**Given instruction**
Would you transcribe the whole listing exactly, minus its pictures?

**The input**
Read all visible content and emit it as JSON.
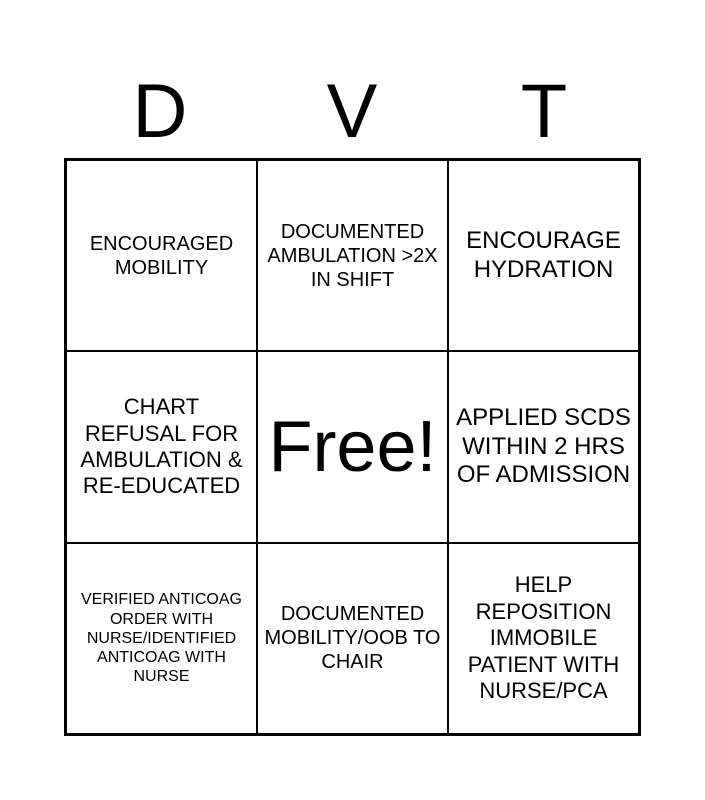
{
  "header": [
    "D",
    "V",
    "T"
  ],
  "cells": [
    {
      "text": "ENCOURAGED MOBILITY",
      "size": 20
    },
    {
      "text": "DOCUMENTED AMBULATION >2X IN SHIFT",
      "size": 20
    },
    {
      "text": "ENCOURAGE HYDRATION",
      "size": 24
    },
    {
      "text": "CHART REFUSAL FOR AMBULATION & RE-EDUCATED",
      "size": 22
    },
    {
      "text": "Free!",
      "size": 72
    },
    {
      "text": "APPLIED SCDS WITHIN 2 HRS OF ADMISSION",
      "size": 24
    },
    {
      "text": "VERIFIED ANTICOAG ORDER WITH NURSE/IDENTIFIED ANTICOAG WITH NURSE",
      "size": 16
    },
    {
      "text": "DOCUMENTED MOBILITY/OOB TO CHAIR",
      "size": 20
    },
    {
      "text": "HELP REPOSITION IMMOBILE PATIENT WITH NURSE/PCA",
      "size": 22
    }
  ]
}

**Expected answer**
Read all visible content and emit it as JSON.
{
  "header": [
    "D",
    "V",
    "T"
  ],
  "cells": [
    {
      "text": "ENCOURAGED MOBILITY",
      "size": 20
    },
    {
      "text": "DOCUMENTED AMBULATION >2X IN SHIFT",
      "size": 20
    },
    {
      "text": "ENCOURAGE HYDRATION",
      "size": 24
    },
    {
      "text": "CHART REFUSAL FOR AMBULATION & RE-EDUCATED",
      "size": 22
    },
    {
      "text": "Free!",
      "size": 72
    },
    {
      "text": "APPLIED SCDS WITHIN 2 HRS OF ADMISSION",
      "size": 24
    },
    {
      "text": "VERIFIED ANTICOAG ORDER WITH NURSE/IDENTIFIED ANTICOAG WITH NURSE",
      "size": 16
    },
    {
      "text": "DOCUMENTED MOBILITY/OOB TO CHAIR",
      "size": 20
    },
    {
      "text": "HELP REPOSITION IMMOBILE PATIENT WITH NURSE/PCA",
      "size": 22
    }
  ]
}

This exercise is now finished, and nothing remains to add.